#### [To do]
1. In the gardening column, how deep are bulbs usually planted?
2. List every outcome the gardening column gives for spring bulbs that come up too early in winter.
3. Edit the gardening column from "Ask a Master" through "in the spring.", swapping "thaw" for "warm spell".

#### [Document]
Ask a Master Gardener

We had a thaw earlier this winter, I noticed some foliage from my spring bulbs coming up through the soil. Is it going to harm them to come up so early, before we really get the cold weather? Can I do anything about it?

With milder temperatures and more unpredictably variable winter weather, it’s not surprising that some spring bloomers, especially bulbs, start to come up long before they should emerge. Most of the time, there’s nothing to worry about. Any premature leaf tips will likely turn yellow or brown and die off during the winter, but the rest of the leaf will be fine. The bulb itself will not be affected, and the flowers will emerge as they should in the spring.

In the future, you can slow or prevent early emergence by making sure the bulbs are planted deeply enough (three times the bulb’s diameter is usual), and putting a good layer of mulch over them after the ground freezes. Both planting methods will keep your bulbs colder, so a temporary warm spell will be less likely to trigger growth. As well, any leaves that do emerge will be better protected from subsequent cold spells under the mulch.

#### [Information supplied]

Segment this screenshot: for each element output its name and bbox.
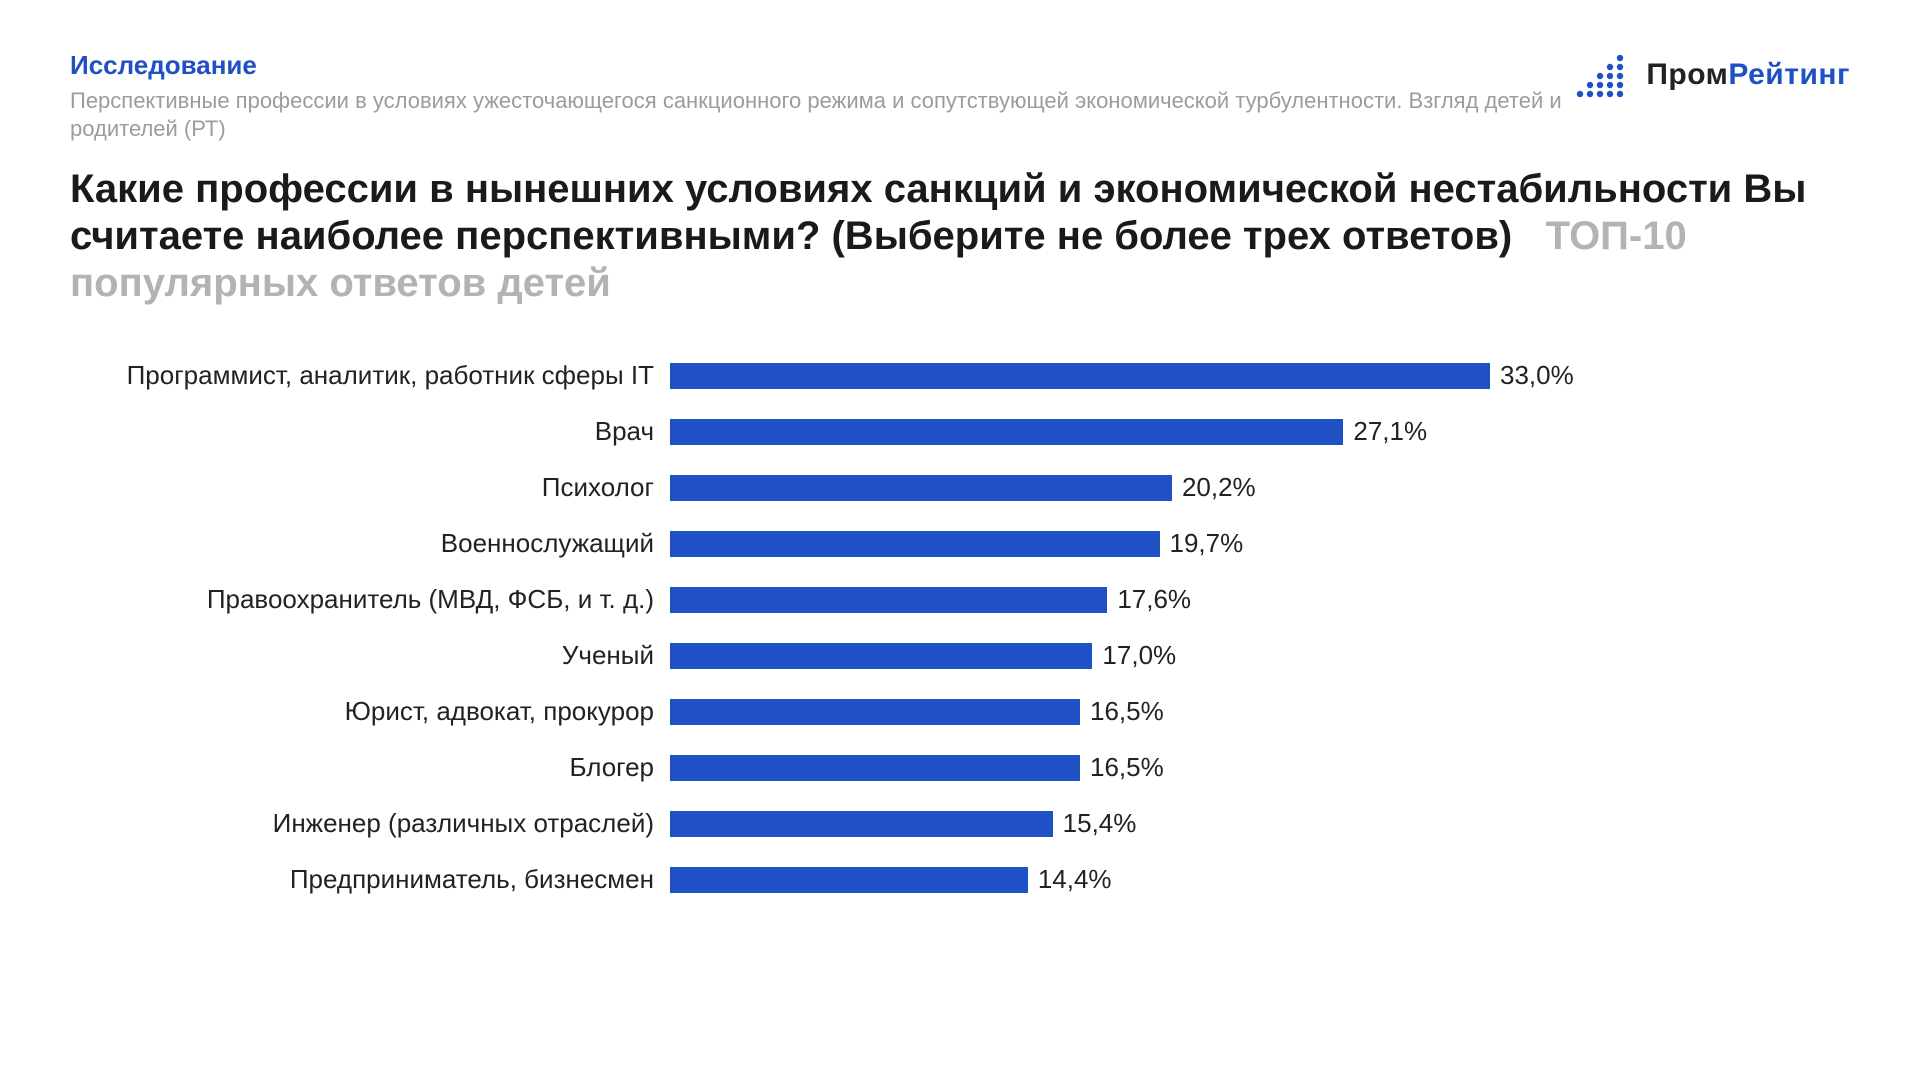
bar-value: 33,0% — [1500, 360, 1574, 391]
bar-label: Психолог — [70, 472, 670, 503]
bar — [670, 531, 1160, 557]
chart-title: Какие профессии в нынешних условиях санк… — [70, 166, 1850, 308]
bar — [670, 475, 1172, 501]
logo-text-part2: Рейтинг — [1728, 58, 1850, 91]
bar — [670, 867, 1028, 893]
bar-label: Правоохранитель (МВД, ФСБ, и т. д.) — [70, 584, 670, 615]
logo-dots-icon — [1574, 50, 1632, 100]
bar-wrap: 15,4% — [670, 808, 1850, 839]
bar — [670, 643, 1092, 669]
chart-row: Предприниматель, бизнесмен 14,4% — [70, 852, 1850, 908]
bar-wrap: 17,0% — [670, 640, 1850, 671]
bar — [670, 587, 1107, 613]
bar-value: 20,2% — [1182, 472, 1256, 503]
subhead: Перспективные профессии в условиях ужест… — [70, 87, 1570, 142]
bar-value: 16,5% — [1090, 696, 1164, 727]
bar — [670, 419, 1343, 445]
bar-label: Инженер (различных отраслей) — [70, 808, 670, 839]
chart-row: Юрист, адвокат, прокурор 16,5% — [70, 684, 1850, 740]
bar-value: 17,0% — [1102, 640, 1176, 671]
bar-value: 15,4% — [1063, 808, 1137, 839]
bar-label: Юрист, адвокат, прокурор — [70, 696, 670, 727]
bar-wrap: 19,7% — [670, 528, 1850, 559]
bar-label: Ученый — [70, 640, 670, 671]
bar-value: 17,6% — [1117, 584, 1191, 615]
logo-text: ПромРейтинг — [1646, 58, 1850, 92]
header-row: Исследование Перспективные профессии в у… — [70, 50, 1850, 142]
bar-wrap: 33,0% — [670, 360, 1850, 391]
bar-wrap: 20,2% — [670, 472, 1850, 503]
bar-label: Предприниматель, бизнесмен — [70, 864, 670, 895]
bar-value: 14,4% — [1038, 864, 1112, 895]
bar — [670, 363, 1490, 389]
bar-value: 27,1% — [1353, 416, 1427, 447]
chart-row: Врач 27,1% — [70, 404, 1850, 460]
kicker: Исследование — [70, 50, 1570, 81]
chart-row: Ученый 17,0% — [70, 628, 1850, 684]
bar — [670, 755, 1080, 781]
bar-value: 19,7% — [1170, 528, 1244, 559]
bar-label: Военнослужащий — [70, 528, 670, 559]
bar-value: 16,5% — [1090, 752, 1164, 783]
bar — [670, 811, 1053, 837]
brand-logo: ПромРейтинг — [1574, 50, 1850, 100]
chart-row: Блогер 16,5% — [70, 740, 1850, 796]
bar-wrap: 16,5% — [670, 752, 1850, 783]
chart-row: Программист, аналитик, работник сферы IT… — [70, 348, 1850, 404]
header-text-block: Исследование Перспективные профессии в у… — [70, 50, 1570, 142]
bar-label: Блогер — [70, 752, 670, 783]
logo-text-part1: Пром — [1646, 58, 1728, 91]
chart-row: Правоохранитель (МВД, ФСБ, и т. д.) 17,6% — [70, 572, 1850, 628]
bar — [670, 699, 1080, 725]
bar-wrap: 27,1% — [670, 416, 1850, 447]
bar-wrap: 17,6% — [670, 584, 1850, 615]
bar-wrap: 14,4% — [670, 864, 1850, 895]
bar-chart: Программист, аналитик, работник сферы IT… — [70, 348, 1850, 908]
bar-wrap: 16,5% — [670, 696, 1850, 727]
chart-row: Психолог 20,2% — [70, 460, 1850, 516]
chart-row: Инженер (различных отраслей) 15,4% — [70, 796, 1850, 852]
bar-label: Врач — [70, 416, 670, 447]
bar-label: Программист, аналитик, работник сферы IT — [70, 360, 670, 391]
chart-row: Военнослужащий 19,7% — [70, 516, 1850, 572]
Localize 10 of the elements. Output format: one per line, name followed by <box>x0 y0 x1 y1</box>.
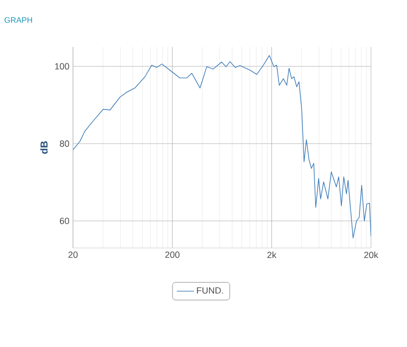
x-tick-label: 20k <box>364 252 378 258</box>
chart-title: GRAPH <box>4 17 32 23</box>
y-axis-title: dB <box>40 141 48 154</box>
legend-label: FUND. <box>197 287 223 294</box>
y-tick-label: 60 <box>60 218 70 224</box>
y-tick-label: 80 <box>60 140 70 147</box>
x-tick-label: 200 <box>165 252 180 258</box>
x-tick-label: 2k <box>267 252 276 258</box>
y-tick-label: 100 <box>55 63 70 70</box>
x-tick-label: 20 <box>68 252 78 258</box>
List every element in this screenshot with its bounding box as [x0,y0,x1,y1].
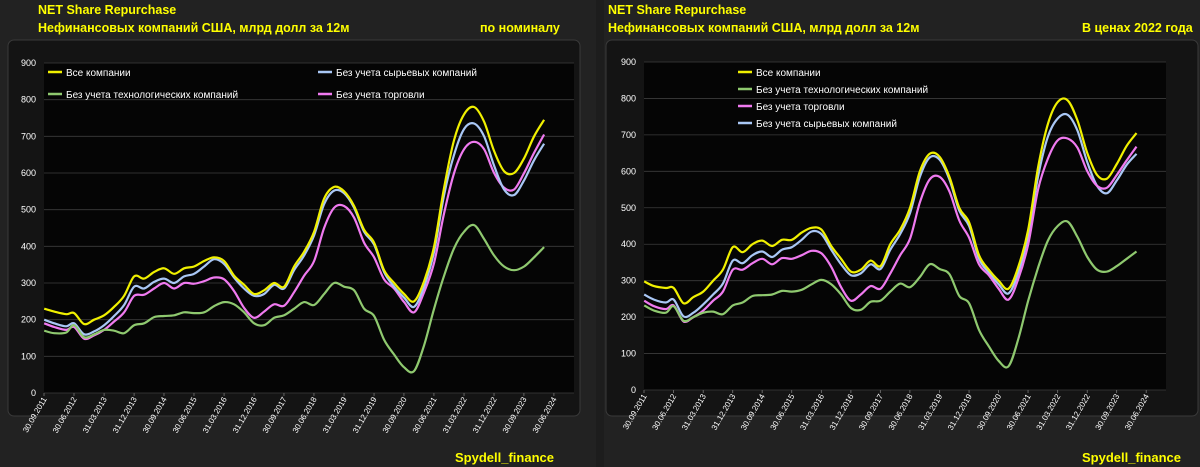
mode-label: по номиналу [480,21,560,35]
brand-watermark: Spydell_finance [1082,450,1181,465]
series-line [643,112,1138,319]
legend-entry: Все компании [756,68,821,79]
y-tick-label: 300 [21,278,36,288]
y-tick-label: 700 [621,130,636,140]
mode-label: В ценах 2022 года [1082,21,1193,35]
legend-entry: Без учета сырьевых компаний [756,119,897,130]
series-line [43,133,546,341]
y-tick-label: 200 [621,312,636,322]
y-tick-label: 200 [21,315,36,325]
y-tick-label: 800 [621,93,636,103]
y-tick-label: 500 [621,203,636,213]
series-line [43,122,546,336]
title-line2: Нефинансовых компаний США, млрд долл за … [608,21,920,35]
right-panel: NET Share Repurchase Нефинансовых компан… [604,0,1200,467]
y-tick-label: 0 [31,388,36,398]
y-tick-label: 100 [621,349,636,359]
y-tick-label: 400 [621,239,636,249]
plot-area [44,63,574,393]
y-tick-label: 600 [21,168,36,178]
legend-entry: Без учета торговли [756,102,845,113]
series-line [643,136,1138,324]
y-tick-label: 900 [21,58,36,68]
left-panel: NET Share Repurchase Нефинансовых компан… [0,0,596,467]
y-tick-label: 700 [21,131,36,141]
series-line [43,223,545,374]
title-line2: Нефинансовых компаний США, млрд долл за … [38,21,350,35]
y-tick-label: 800 [21,95,36,105]
legend-entry: Без учета сырьевых компаний [336,68,477,79]
legend-entry: Без учета торговли [336,90,425,101]
y-tick-label: 400 [21,241,36,251]
series-line [643,97,1138,305]
y-tick-label: 900 [621,57,636,67]
series-line [643,219,1138,369]
legend-entry: Все компании [66,68,131,79]
y-tick-label: 600 [621,166,636,176]
title-line1: NET Share Repurchase [38,3,177,17]
y-tick-label: 100 [21,351,36,361]
y-tick-label: 500 [21,205,36,215]
legend-entry: Без учета технологических компаний [756,85,928,96]
title-line1: NET Share Repurchase [608,3,747,17]
series-line [43,105,546,326]
legend-entry: Без учета технологических компаний [66,90,238,101]
y-tick-label: 0 [631,385,636,395]
brand-watermark: Spydell_finance [455,450,554,465]
y-tick-label: 300 [621,276,636,286]
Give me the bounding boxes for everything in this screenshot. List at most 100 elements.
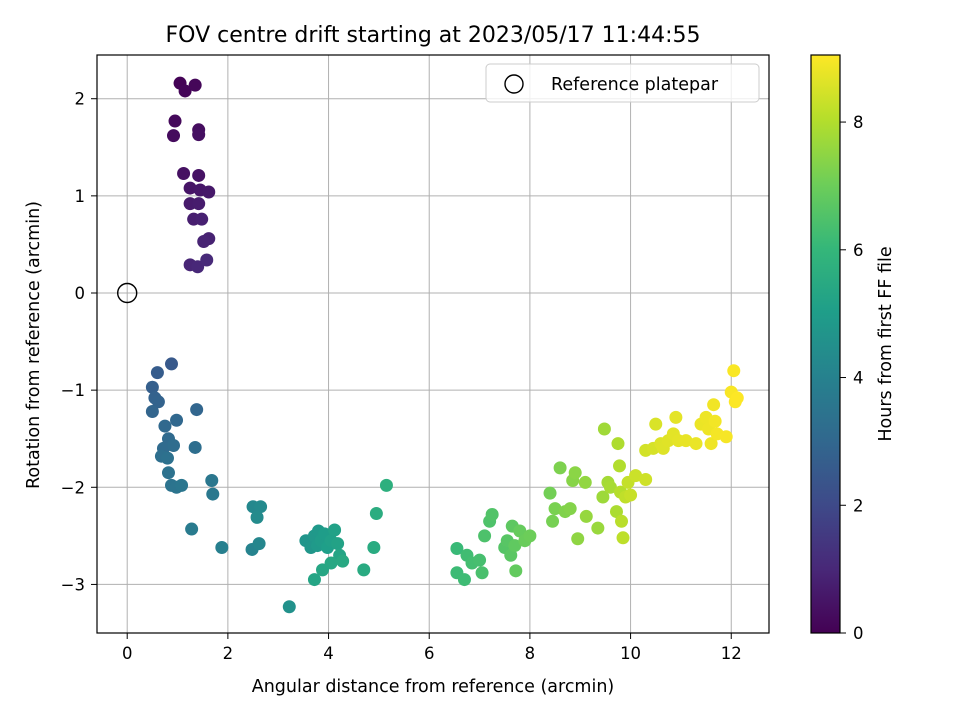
legend: Reference platepar [485, 63, 760, 103]
data-point [485, 507, 499, 521]
data-point [200, 253, 214, 267]
data-point [145, 380, 159, 394]
data-point [328, 523, 342, 537]
data-point [571, 532, 585, 546]
data-point [624, 488, 638, 502]
legend-entry: Reference platepar [551, 75, 719, 95]
y-tick-label: −1 [61, 381, 85, 400]
data-point [611, 437, 625, 451]
data-point [591, 521, 605, 535]
data-point [578, 475, 592, 489]
y-tick-label: −3 [61, 575, 85, 594]
reference-point-marker [117, 282, 138, 304]
reference-marker [117, 282, 138, 304]
data-points [145, 76, 744, 614]
data-point [563, 502, 577, 516]
data-point [596, 490, 610, 504]
data-point [250, 510, 264, 524]
y-axis-ticks: −3 −2 −1 0 1 2 [61, 90, 97, 594]
data-point [177, 167, 191, 181]
x-tick-label: 12 [721, 644, 742, 663]
data-point [639, 473, 653, 487]
data-point [167, 439, 181, 453]
data-point [188, 78, 202, 92]
data-point [160, 451, 174, 465]
data-point [151, 395, 165, 409]
data-point [324, 556, 338, 570]
data-point [669, 410, 683, 424]
data-point [369, 507, 383, 521]
data-point [513, 524, 527, 538]
x-tick-label: 10 [620, 644, 641, 663]
data-point [195, 212, 209, 226]
data-point [170, 413, 184, 427]
data-point [609, 505, 623, 519]
data-point [616, 531, 630, 545]
data-point [450, 541, 464, 555]
data-point [357, 563, 371, 577]
colorbar-tick-label: 6 [853, 241, 864, 260]
x-tick-label: 6 [424, 644, 435, 663]
data-point [202, 185, 216, 199]
colorbar: 0 2 4 6 8 Hours from first FF file [810, 54, 896, 643]
data-point [183, 181, 197, 195]
data-point [215, 541, 229, 555]
data-point [689, 437, 703, 451]
data-point [191, 260, 205, 274]
data-point [629, 469, 643, 483]
data-point [190, 403, 204, 417]
data-point [546, 514, 560, 528]
data-point [164, 357, 178, 371]
data-point [331, 537, 345, 551]
legend-box [485, 63, 760, 103]
colorbar-gradient [810, 54, 841, 634]
data-point [548, 502, 562, 516]
colorbar-tick-label: 8 [853, 113, 864, 132]
data-point [192, 197, 206, 211]
data-point [307, 573, 321, 587]
data-point [543, 486, 557, 500]
y-tick-label: 0 [75, 284, 86, 303]
y-axis-label: Rotation from reference (arcmin) [24, 201, 44, 489]
data-point [379, 478, 393, 492]
legend-marker-icon [504, 74, 524, 94]
data-point [568, 466, 582, 480]
grid [97, 55, 769, 633]
data-point [615, 514, 629, 528]
y-tick-label: 2 [75, 90, 86, 109]
data-point [282, 600, 296, 614]
data-point [175, 478, 189, 492]
data-point [205, 473, 219, 487]
data-point [727, 364, 741, 378]
x-tick-label: 4 [323, 644, 334, 663]
data-point [168, 114, 182, 128]
data-point [475, 566, 489, 580]
data-point [553, 461, 567, 475]
data-point [597, 422, 611, 436]
data-point [704, 437, 718, 451]
data-point [603, 480, 617, 494]
data-point [192, 128, 206, 142]
data-point [167, 129, 181, 143]
data-point [679, 434, 693, 448]
data-point [473, 553, 487, 567]
data-point [254, 500, 268, 514]
chart-title: FOV centre drift starting at 2023/05/17 … [166, 23, 701, 48]
data-point [509, 564, 523, 578]
colorbar-tick-label: 2 [853, 496, 864, 515]
data-point [145, 405, 159, 419]
data-point [150, 366, 164, 380]
data-point [206, 487, 220, 501]
data-point [178, 84, 192, 98]
data-point [523, 529, 537, 543]
x-tick-label: 0 [122, 644, 133, 663]
data-point [192, 168, 206, 182]
colorbar-ticks: 0 2 4 6 8 [840, 113, 864, 643]
colorbar-label: Hours from first FF file [876, 246, 896, 441]
y-tick-label: −2 [61, 478, 85, 497]
data-point [188, 440, 202, 454]
data-point [719, 430, 733, 444]
data-point [707, 398, 721, 412]
data-point [197, 235, 211, 249]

#### [Answers for the exercise]
1. Three times the bulb's diameter.

2.
- Any early leaf tips will likely turn yellow or brown and die off during the winter.
- The rest of the leaf will be fine.
- The bulb itself will not be affected.
- The flowers will emerge as they should in the spring.

3.
Ask a Master Gardener

We had a warm spell earlier this winter, I noticed some foliage from my spring bulbs coming up through the soil. Is it going to harm them to come up so early, before we really get the cold weather? Can I do anything about it?

With milder temperatures and more unpredictably variable winter weather, it’s not surprising that some spring bloomers, especially bulbs, start to come up long before they should emerge. Most of the time, there’s nothing to worry about. Any premature leaf tips will likely turn yellow or brown and die off during the winter, but the rest of the leaf will be fine. The bulb itself will not be affected, and the flowers will emerge as they should in the spring.